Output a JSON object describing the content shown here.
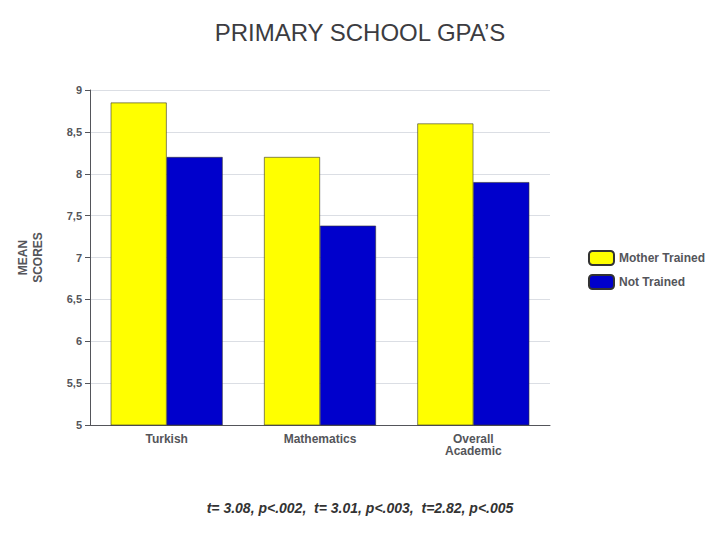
{
  "chart_data": {
    "type": "bar",
    "title": "PRIMARY SCHOOL GPA’S",
    "ylabel": "MEAN\nSCORES",
    "categories": [
      "Turkish",
      "Mathematics",
      "Overall\nAcademic"
    ],
    "series": [
      {
        "name": "Mother Trained",
        "color": "#FFFF00",
        "values": [
          8.85,
          8.2,
          8.6
        ]
      },
      {
        "name": "Not Trained",
        "color": "#0000CC",
        "values": [
          8.2,
          7.38,
          7.9
        ]
      }
    ],
    "ylim": [
      5,
      9
    ],
    "yticks": [
      5,
      {
        "value": 5.5,
        "label": "5,5"
      },
      6,
      {
        "value": 6.5,
        "label": "6,5"
      },
      7,
      {
        "value": 7.5,
        "label": "7,5"
      },
      8,
      {
        "value": 8.5,
        "label": "8,5"
      },
      9
    ],
    "grid": true,
    "legend": "right",
    "annotations": [
      "t= 3.08, p<.002,  t= 3.01, p<.003,  t=2.82, p<.005"
    ]
  }
}
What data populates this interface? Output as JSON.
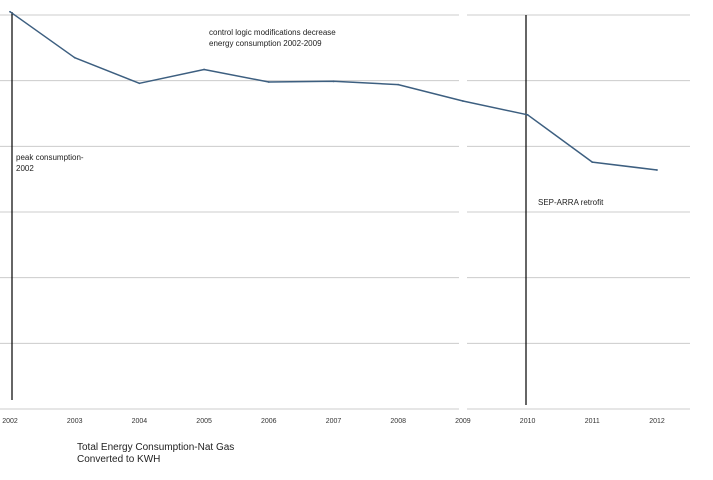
{
  "chart_data": {
    "type": "line",
    "title": "Total Energy Consumption-Nat Gas Converted to KWH",
    "caption_lines": [
      "Total Energy Consumption-Nat Gas",
      "Converted to KWH"
    ],
    "x": [
      "2002",
      "2003",
      "2004",
      "2005",
      "2006",
      "2007",
      "2008",
      "2009",
      "2010",
      "2011",
      "2012"
    ],
    "series": [
      {
        "name": "Total Energy Consumption",
        "values": [
          6.05,
          5.35,
          4.96,
          5.17,
          4.98,
          4.99,
          4.94,
          4.69,
          4.48,
          3.76,
          3.64
        ]
      }
    ],
    "ylim": [
      0,
      6.0
    ],
    "y_gridlines": [
      0,
      1,
      2,
      3,
      4,
      5,
      6
    ],
    "xlabel": "",
    "ylabel": "",
    "annotations": [
      {
        "id": "control",
        "lines": [
          "control logic modifications decrease",
          "energy consumption 2002-2009"
        ]
      },
      {
        "id": "peak",
        "lines": [
          "peak consumption-",
          "2002"
        ]
      },
      {
        "id": "retrofit",
        "lines": [
          "SEP-ARRA retrofit"
        ]
      }
    ],
    "colors": {
      "line": "#3d5f80",
      "grid": "#cccccc",
      "marker": "#000000"
    }
  }
}
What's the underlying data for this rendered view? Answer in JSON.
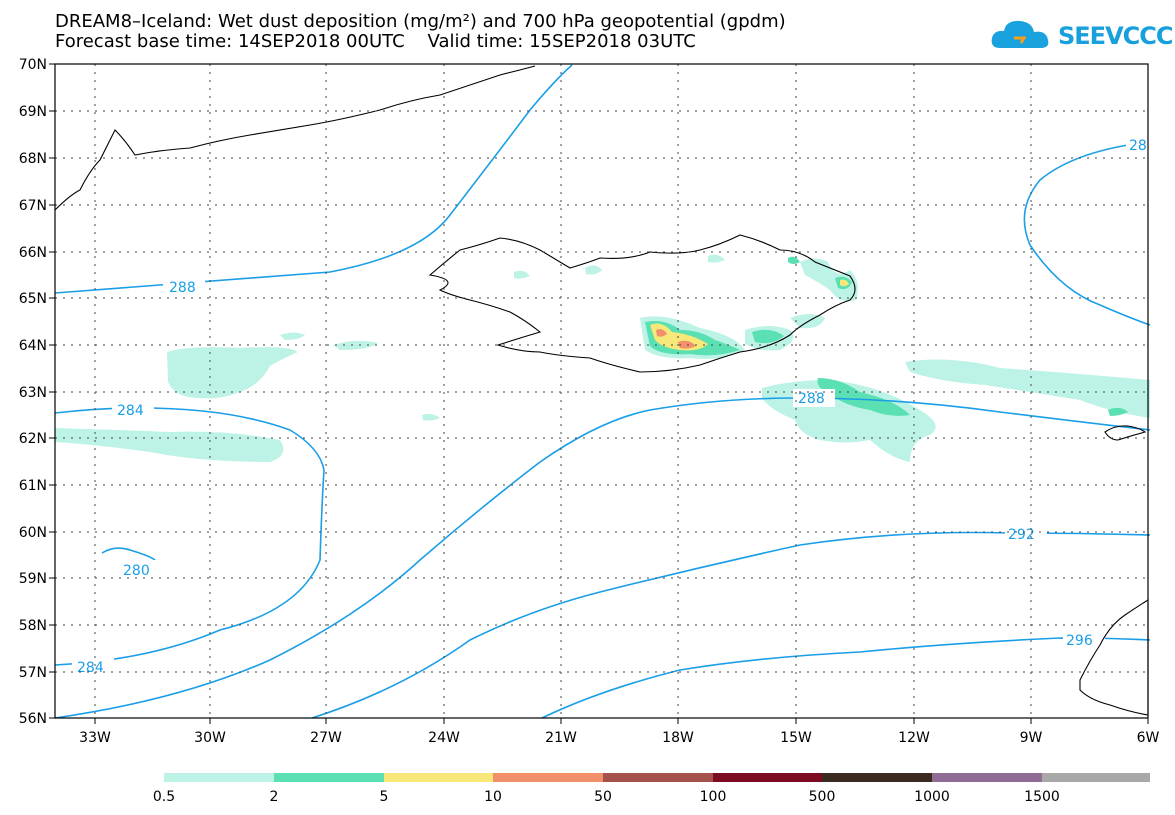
{
  "title_line1": "DREAM8–Iceland: Wet dust deposition (mg/m²) and 700 hPa geopotential (gpdm)",
  "title_line2": "Forecast base time: 14SEP2018 00UTC    Valid time: 15SEP2018 03UTC",
  "logo_text": "SEEVCCC",
  "colors": {
    "contour": "#1a9ee8",
    "coast": "#000000",
    "shade_0_5": "#bdf3e6",
    "shade_2": "#5ae0b2",
    "shade_5": "#f7e879",
    "shade_10": "#f1906a"
  },
  "map": {
    "lon_range": [
      -34.3,
      -6
    ],
    "lat_range": [
      56,
      70
    ],
    "lon_ticks": [
      "33W",
      "30W",
      "27W",
      "24W",
      "21W",
      "18W",
      "15W",
      "12W",
      "9W",
      "6W"
    ],
    "lat_ticks": [
      "70N",
      "69N",
      "68N",
      "67N",
      "66N",
      "65N",
      "64N",
      "63N",
      "62N",
      "61N",
      "60N",
      "59N",
      "58N",
      "57N",
      "56N"
    ],
    "contour_labels": [
      "288",
      "284",
      "280",
      "284",
      "288",
      "292",
      "296",
      "28"
    ]
  },
  "legend": {
    "colors": [
      "#bdf3e6",
      "#5ae0b2",
      "#f7e879",
      "#f1906a",
      "#a5514c",
      "#7d0b24",
      "#3b2a1f",
      "#906c95",
      "#a8a8a8"
    ],
    "labels": [
      "0.5",
      "2",
      "5",
      "10",
      "50",
      "100",
      "500",
      "1000",
      "1500"
    ]
  }
}
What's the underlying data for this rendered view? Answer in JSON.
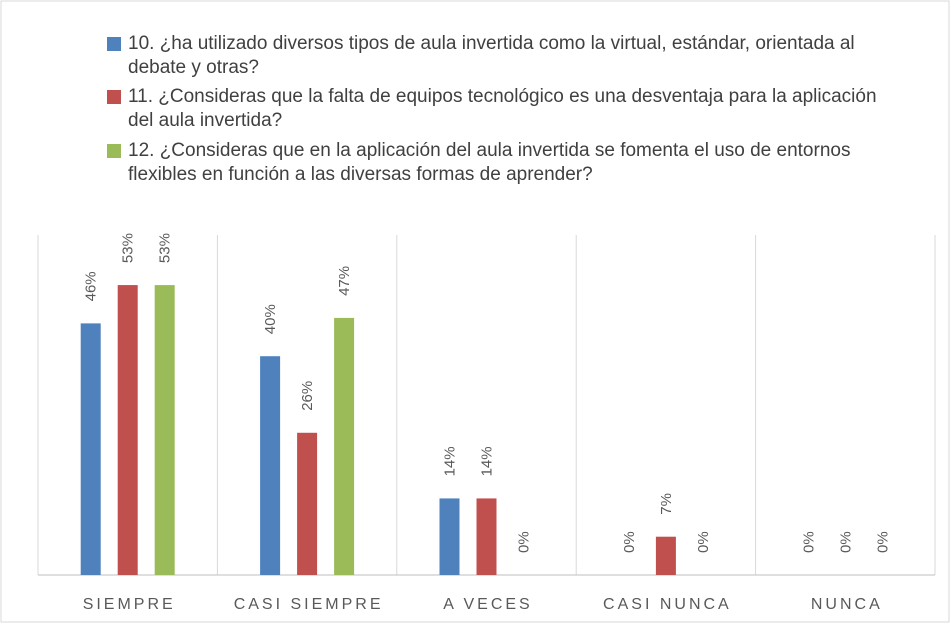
{
  "chart_data": {
    "type": "bar",
    "categories": [
      "SIEMPRE",
      "CASI SIEMPRE",
      "A VECES",
      "CASI NUNCA",
      "NUNCA"
    ],
    "series": [
      {
        "name": "10. ¿ha utilizado diversos tipos de aula invertida como la virtual, estándar, orientada al debate y otras?",
        "color": "#4f81bd",
        "values": [
          46,
          40,
          14,
          0,
          0
        ],
        "value_labels": [
          "46%",
          "40%",
          "14%",
          "0%",
          "0%"
        ]
      },
      {
        "name": "11. ¿Consideras que la falta de equipos tecnológico es una desventaja para la aplicación del aula invertida?",
        "color": "#c0504d",
        "values": [
          53,
          26,
          14,
          7,
          0
        ],
        "value_labels": [
          "53%",
          "26%",
          "14%",
          "7%",
          "0%"
        ]
      },
      {
        "name": "12. ¿Consideras que en la aplicación del aula invertida se fomenta el uso de entornos flexibles en función a las diversas formas de aprender?",
        "color": "#9bbb59",
        "values": [
          53,
          47,
          0,
          0,
          0
        ],
        "value_labels": [
          "53%",
          "47%",
          "0%",
          "0%",
          "0%"
        ]
      }
    ],
    "legend": "top"
  }
}
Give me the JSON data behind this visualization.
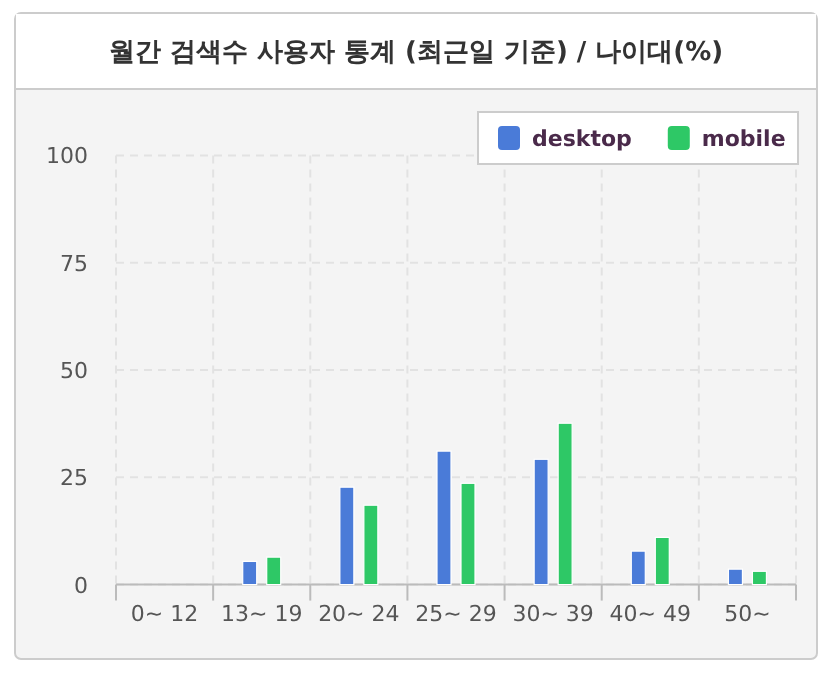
{
  "chart_data": {
    "type": "bar",
    "title": "월간 검색수 사용자 통계 (최근일 기준) / 나이대(%)",
    "categories": [
      "0~ 12",
      "13~ 19",
      "20~ 24",
      "25~ 29",
      "30~ 39",
      "40~ 49",
      "50~"
    ],
    "series": [
      {
        "name": "desktop",
        "color": "#4a7bd8",
        "values": [
          0,
          5.4,
          22.7,
          31.1,
          29.2,
          7.8,
          3.6
        ]
      },
      {
        "name": "mobile",
        "color": "#2ec866",
        "values": [
          0,
          6.4,
          18.5,
          23.6,
          37.6,
          11.0,
          3.1
        ]
      }
    ],
    "ylim": [
      0,
      100
    ],
    "yticks": [
      0,
      25,
      50,
      75,
      100
    ],
    "grid": true,
    "legend": "top right"
  }
}
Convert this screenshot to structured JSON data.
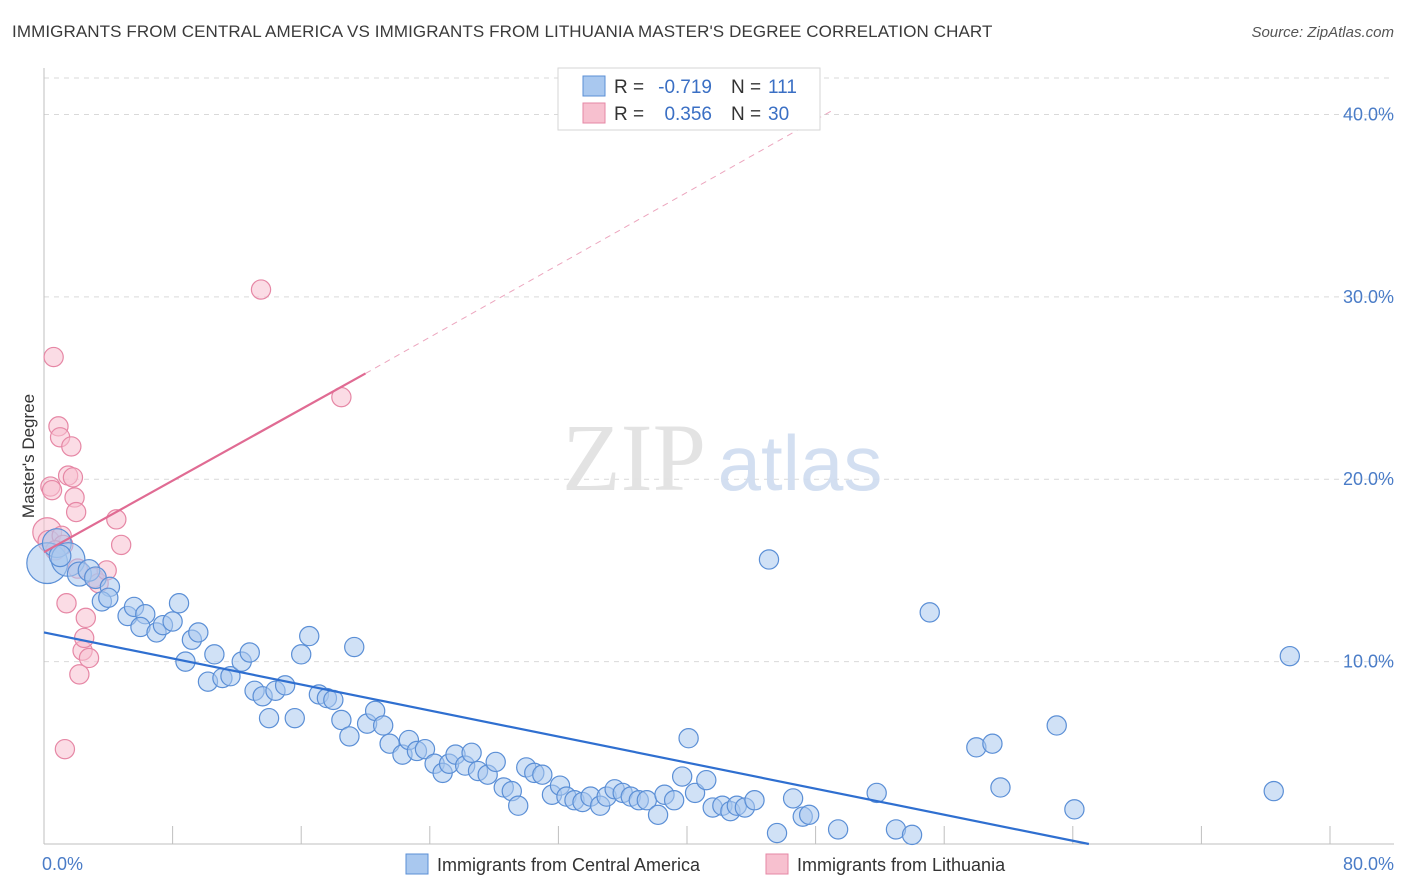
{
  "title": "IMMIGRANTS FROM CENTRAL AMERICA VS IMMIGRANTS FROM LITHUANIA MASTER'S DEGREE CORRELATION CHART",
  "source": "Source: ZipAtlas.com",
  "watermark": {
    "zip": "ZIP",
    "atlas": "atlas"
  },
  "colors": {
    "blue_fill": "#a9c8ef",
    "blue_stroke": "#5b8fd6",
    "blue_line": "#2f6fd0",
    "pink_fill": "#f7c0cf",
    "pink_stroke": "#e687a5",
    "pink_line": "#e06b93",
    "tick_text": "#4a7cc7",
    "grid": "#d9d9d9"
  },
  "legend": {
    "rows": [
      {
        "r_label": "R =",
        "r_value": "-0.719",
        "n_label": "N =",
        "n_value": "111"
      },
      {
        "r_label": "R =",
        "r_value": "0.356",
        "n_label": "N =",
        "n_value": "30"
      }
    ]
  },
  "chart_data": {
    "type": "scatter",
    "title": "IMMIGRANTS FROM CENTRAL AMERICA VS IMMIGRANTS FROM LITHUANIA MASTER'S DEGREE CORRELATION CHART",
    "xlabel": "",
    "ylabel": "Master's Degree",
    "xlim": [
      0,
      80
    ],
    "ylim": [
      0,
      42
    ],
    "x_tick_labels": [
      "0.0%",
      "80.0%"
    ],
    "y_ticks": [
      10,
      20,
      30,
      40
    ],
    "y_tick_labels": [
      "10.0%",
      "20.0%",
      "30.0%",
      "40.0%"
    ],
    "grid": true,
    "legend_position": "top-center",
    "series": [
      {
        "name": "Immigrants from Central America",
        "color": "#a9c8ef",
        "points": [
          [
            0.2,
            15.4,
            1.7
          ],
          [
            0.8,
            16.5,
            1.2
          ],
          [
            1.5,
            15.6,
            1.4
          ],
          [
            2.2,
            14.8,
            1.0
          ],
          [
            2.8,
            15.0,
            0.9
          ],
          [
            3.2,
            14.6,
            0.9
          ],
          [
            4.1,
            14.1,
            0.8
          ],
          [
            3.6,
            13.3,
            0.8
          ],
          [
            4.0,
            13.5,
            0.8
          ],
          [
            5.2,
            12.5,
            0.8
          ],
          [
            5.6,
            13.0,
            0.8
          ],
          [
            6.3,
            12.6,
            0.8
          ],
          [
            6.0,
            11.9,
            0.8
          ],
          [
            7.0,
            11.6,
            0.8
          ],
          [
            7.4,
            12.0,
            0.8
          ],
          [
            8.0,
            12.2,
            0.8
          ],
          [
            8.4,
            13.2,
            0.8
          ],
          [
            9.2,
            11.2,
            0.8
          ],
          [
            9.6,
            11.6,
            0.8
          ],
          [
            8.8,
            10.0,
            0.8
          ],
          [
            10.6,
            10.4,
            0.8
          ],
          [
            10.2,
            8.9,
            0.8
          ],
          [
            11.1,
            9.1,
            0.8
          ],
          [
            11.6,
            9.2,
            0.8
          ],
          [
            12.3,
            10.0,
            0.8
          ],
          [
            12.8,
            10.5,
            0.8
          ],
          [
            13.1,
            8.4,
            0.8
          ],
          [
            13.6,
            8.1,
            0.8
          ],
          [
            14.4,
            8.4,
            0.8
          ],
          [
            15.0,
            8.7,
            0.8
          ],
          [
            14.0,
            6.9,
            0.8
          ],
          [
            15.6,
            6.9,
            0.8
          ],
          [
            16.0,
            10.4,
            0.8
          ],
          [
            16.5,
            11.4,
            0.8
          ],
          [
            17.1,
            8.2,
            0.8
          ],
          [
            17.6,
            8.0,
            0.8
          ],
          [
            18.0,
            7.9,
            0.8
          ],
          [
            18.5,
            6.8,
            0.8
          ],
          [
            19.0,
            5.9,
            0.8
          ],
          [
            19.3,
            10.8,
            0.8
          ],
          [
            20.1,
            6.6,
            0.8
          ],
          [
            20.6,
            7.3,
            0.8
          ],
          [
            21.1,
            6.5,
            0.8
          ],
          [
            21.5,
            5.5,
            0.8
          ],
          [
            22.3,
            4.9,
            0.8
          ],
          [
            22.7,
            5.7,
            0.8
          ],
          [
            23.2,
            5.1,
            0.8
          ],
          [
            23.7,
            5.2,
            0.8
          ],
          [
            24.3,
            4.4,
            0.8
          ],
          [
            24.8,
            3.9,
            0.8
          ],
          [
            25.2,
            4.4,
            0.8
          ],
          [
            25.6,
            4.9,
            0.8
          ],
          [
            26.2,
            4.3,
            0.8
          ],
          [
            26.6,
            5.0,
            0.8
          ],
          [
            27.0,
            4.0,
            0.8
          ],
          [
            27.6,
            3.8,
            0.8
          ],
          [
            28.1,
            4.5,
            0.8
          ],
          [
            28.6,
            3.1,
            0.8
          ],
          [
            29.1,
            2.9,
            0.8
          ],
          [
            29.5,
            2.1,
            0.8
          ],
          [
            30.0,
            4.2,
            0.8
          ],
          [
            30.5,
            3.9,
            0.8
          ],
          [
            31.0,
            3.8,
            0.8
          ],
          [
            31.6,
            2.7,
            0.8
          ],
          [
            32.1,
            3.2,
            0.8
          ],
          [
            32.5,
            2.6,
            0.8
          ],
          [
            33.0,
            2.4,
            0.8
          ],
          [
            33.5,
            2.3,
            0.8
          ],
          [
            34.0,
            2.6,
            0.8
          ],
          [
            34.6,
            2.1,
            0.8
          ],
          [
            35.0,
            2.6,
            0.8
          ],
          [
            35.5,
            3.0,
            0.8
          ],
          [
            36.0,
            2.8,
            0.8
          ],
          [
            36.5,
            2.6,
            0.8
          ],
          [
            37.0,
            2.4,
            0.8
          ],
          [
            37.5,
            2.4,
            0.8
          ],
          [
            38.2,
            1.6,
            0.8
          ],
          [
            38.6,
            2.7,
            0.8
          ],
          [
            39.2,
            2.4,
            0.8
          ],
          [
            39.7,
            3.7,
            0.8
          ],
          [
            40.1,
            5.8,
            0.8
          ],
          [
            40.5,
            2.8,
            0.8
          ],
          [
            41.2,
            3.5,
            0.8
          ],
          [
            41.6,
            2.0,
            0.8
          ],
          [
            42.2,
            2.1,
            0.8
          ],
          [
            42.7,
            1.8,
            0.8
          ],
          [
            43.1,
            2.1,
            0.8
          ],
          [
            43.6,
            2.0,
            0.8
          ],
          [
            44.2,
            2.4,
            0.8
          ],
          [
            45.1,
            15.6,
            0.8
          ],
          [
            45.6,
            0.6,
            0.8
          ],
          [
            46.6,
            2.5,
            0.8
          ],
          [
            47.2,
            1.5,
            0.8
          ],
          [
            47.6,
            1.6,
            0.8
          ],
          [
            49.4,
            0.8,
            0.8
          ],
          [
            51.8,
            2.8,
            0.8
          ],
          [
            53.0,
            0.8,
            0.8
          ],
          [
            54.0,
            0.5,
            0.8
          ],
          [
            55.1,
            12.7,
            0.8
          ],
          [
            58.0,
            5.3,
            0.8
          ],
          [
            59.0,
            5.5,
            0.8
          ],
          [
            59.5,
            3.1,
            0.8
          ],
          [
            63.0,
            6.5,
            0.8
          ],
          [
            64.1,
            1.9,
            0.8
          ],
          [
            76.5,
            2.9,
            0.8
          ],
          [
            77.5,
            10.3,
            0.8
          ],
          [
            1.0,
            15.8,
            0.9
          ]
        ],
        "trendline": {
          "x": [
            0,
            65
          ],
          "y": [
            11.6,
            0
          ]
        }
      },
      {
        "name": "Immigrants from Lithuania",
        "color": "#f7c0cf",
        "points": [
          [
            0.2,
            17.1,
            1.2
          ],
          [
            0.3,
            16.6,
            0.9
          ],
          [
            0.4,
            19.6,
            0.8
          ],
          [
            0.5,
            19.4,
            0.8
          ],
          [
            0.6,
            26.7,
            0.8
          ],
          [
            0.9,
            22.9,
            0.8
          ],
          [
            1.0,
            22.3,
            0.8
          ],
          [
            1.1,
            16.9,
            0.8
          ],
          [
            1.2,
            16.4,
            0.8
          ],
          [
            1.4,
            13.2,
            0.8
          ],
          [
            1.5,
            20.2,
            0.8
          ],
          [
            1.7,
            21.8,
            0.8
          ],
          [
            1.8,
            20.1,
            0.8
          ],
          [
            1.9,
            19.0,
            0.8
          ],
          [
            2.0,
            18.2,
            0.8
          ],
          [
            2.1,
            15.1,
            0.8
          ],
          [
            2.2,
            9.3,
            0.8
          ],
          [
            2.4,
            10.6,
            0.8
          ],
          [
            2.5,
            11.3,
            0.8
          ],
          [
            2.6,
            12.4,
            0.8
          ],
          [
            2.8,
            10.2,
            0.8
          ],
          [
            3.1,
            14.6,
            0.8
          ],
          [
            3.4,
            14.3,
            0.8
          ],
          [
            3.9,
            15.0,
            0.8
          ],
          [
            4.5,
            17.8,
            0.8
          ],
          [
            4.8,
            16.4,
            0.8
          ],
          [
            13.5,
            30.4,
            0.8
          ],
          [
            18.5,
            24.5,
            0.8
          ],
          [
            1.3,
            5.2,
            0.8
          ],
          [
            0.7,
            16.1,
            0.8
          ]
        ],
        "trendline": {
          "x": [
            0,
            20
          ],
          "y": [
            16.0,
            25.8
          ]
        },
        "trendline_extension": {
          "x": [
            20,
            49
          ],
          "y": [
            25.8,
            40.2
          ]
        }
      }
    ]
  },
  "bottom_legend": {
    "items": [
      "Immigrants from Central America",
      "Immigrants from Lithuania"
    ]
  }
}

★ ★ ★ ★ ★

▶ _EXERCISE_:
Find each line holding "Total". Copy it out.

▶ _WRITTEN REPLY_:
    "title": "Total Energy Consumption-Nat Gas Converted to KWH",
      "Total Energy Consumption-Nat Gas",
        "name": "Total Energy Consumption",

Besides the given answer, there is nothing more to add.